─── Dataset excerpts

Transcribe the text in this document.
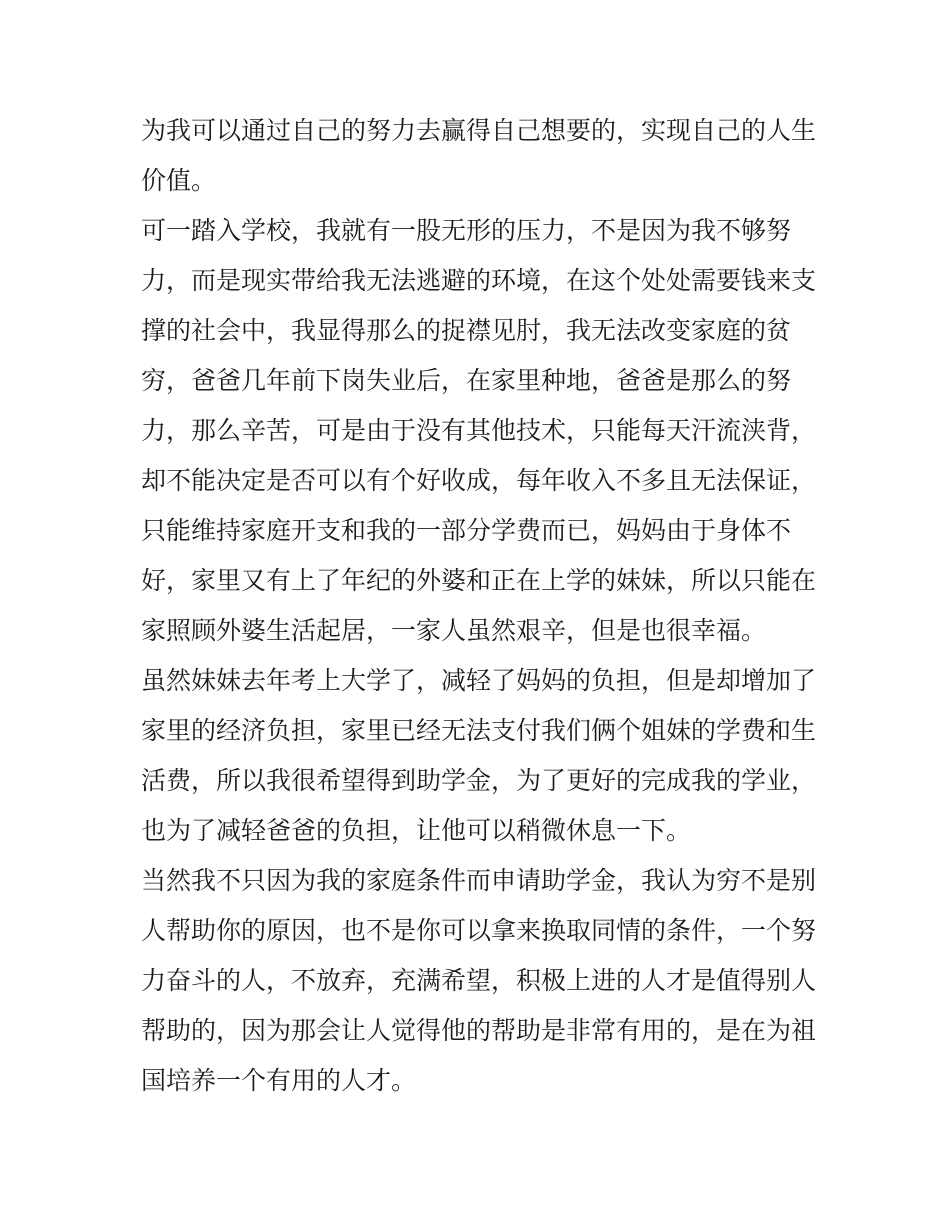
为我可以通过自己的努力去赢得自己想要的，实现自己的人生
价值。
可一踏入学校，我就有一股无形的压力，不是因为我不够努
力，而是现实带给我无法逃避的环境，在这个处处需要钱来支
撑的社会中，我显得那么的捉襟见肘，我无法改变家庭的贫
穷，爸爸几年前下岗失业后，在家里种地，爸爸是那么的努
力，那么辛苦，可是由于没有其他技术，只能每天汗流浃背，
却不能决定是否可以有个好收成，每年收入不多且无法保证，
只能维持家庭开支和我的一部分学费而已，妈妈由于身体不
好，家里又有上了年纪的外婆和正在上学的妹妹，所以只能在
家照顾外婆生活起居，一家人虽然艰辛，但是也很幸福。
虽然妹妹去年考上大学了，减轻了妈妈的负担，但是却增加了
家里的经济负担，家里已经无法支付我们俩个姐妹的学费和生
活费，所以我很希望得到助学金，为了更好的完成我的学业，
也为了减轻爸爸的负担，让他可以稍微休息一下。
当然我不只因为我的家庭条件而申请助学金，我认为穷不是别
人帮助你的原因，也不是你可以拿来换取同情的条件，一个努
力奋斗的人，不放弃，充满希望，积极上进的人才是值得别人
帮助的，因为那会让人觉得他的帮助是非常有用的，是在为祖
国培养一个有用的人才。
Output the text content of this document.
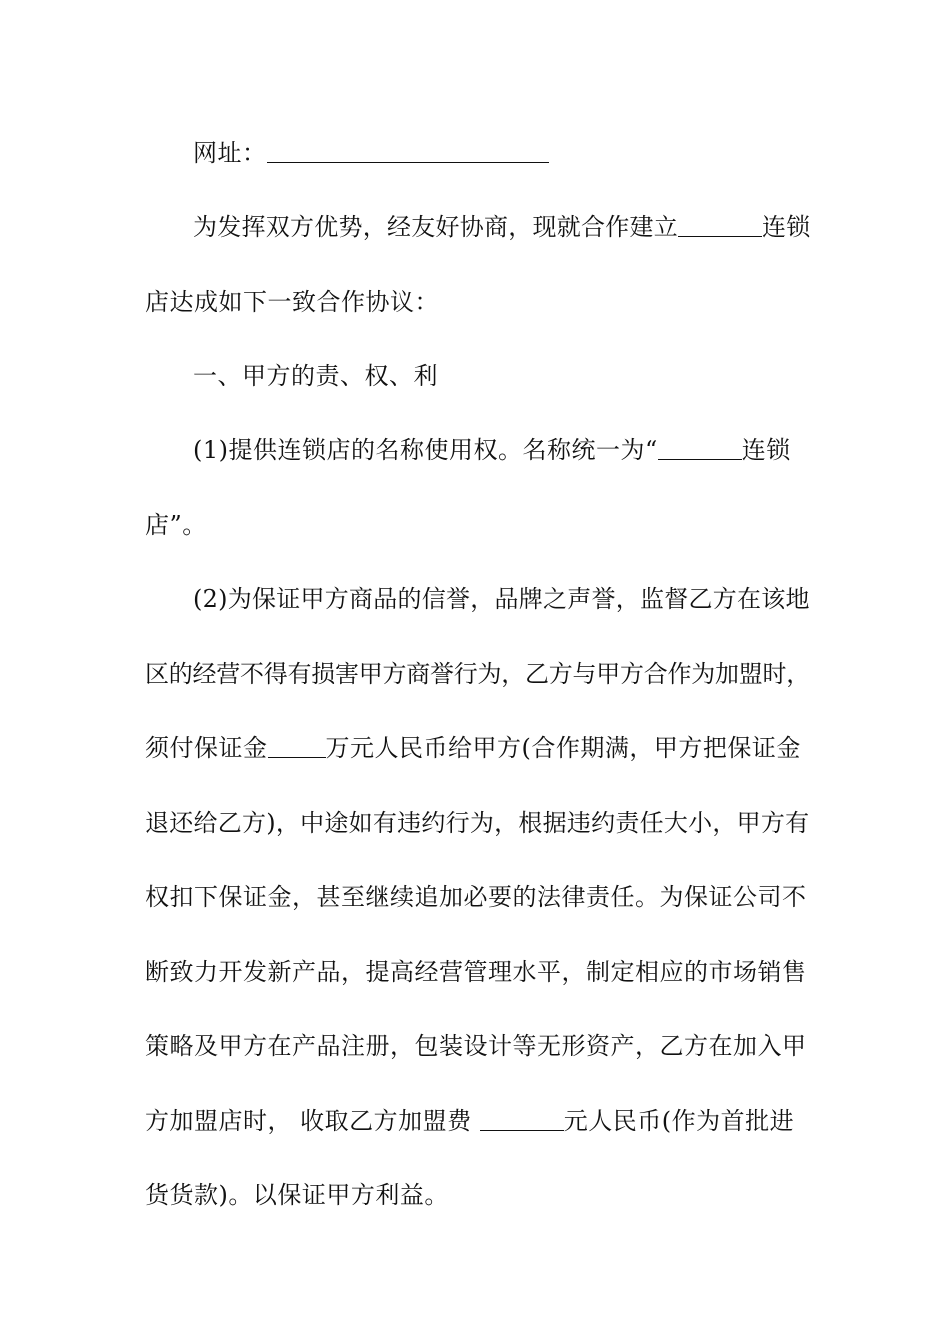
网址：
为发挥双方优势，经友好协商，现就合作建立	连锁
店达成如下一致合作协议：
一、甲方的责、权、利
(1)提供连锁店的名称使用权。名称统一为“	连锁
店”。
(2)为保证甲方商品的信誉，品牌之声誉，监督乙方在该地
区的经营不得有损害甲方商誉行为，乙方与甲方合作为加盟时，
须付保证金 万元人民币给甲方(合作期满，甲方把保证金
退还给乙方)，中途如有违约行为，根据违约责任大小，甲方有
权扣下保证金，甚至继续追加必要的法律责任。为保证公司不
断致力开发新产品，提高经营管理水平，制定相应的市场销售
策略及甲方在产品注册，包装设计等无形资产，乙方在加入甲
方加盟店时， 收取乙方加盟费	元人民币(作为首批进
货货款)。以保证甲方利益。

──────

### The request
Take only the line containing "Output the text content of this document." and every line after it to the end of the entries, and copy them exactly, pictures excluded.

### Full response
Output the text content of this document.
网址：
为发挥双方优势，经友好协商，现就合作建立	连锁
店达成如下一致合作协议：
一、甲方的责、权、利
(1)提供连锁店的名称使用权。名称统一为“	连锁
店”。
(2)为保证甲方商品的信誉，品牌之声誉，监督乙方在该地
区的经营不得有损害甲方商誉行为，乙方与甲方合作为加盟时，
须付保证金 万元人民币给甲方(合作期满，甲方把保证金
退还给乙方)，中途如有违约行为，根据违约责任大小，甲方有
权扣下保证金，甚至继续追加必要的法律责任。为保证公司不
断致力开发新产品，提高经营管理水平，制定相应的市场销售
策略及甲方在产品注册，包装设计等无形资产，乙方在加入甲
方加盟店时， 收取乙方加盟费	元人民币(作为首批进
货货款)。以保证甲方利益。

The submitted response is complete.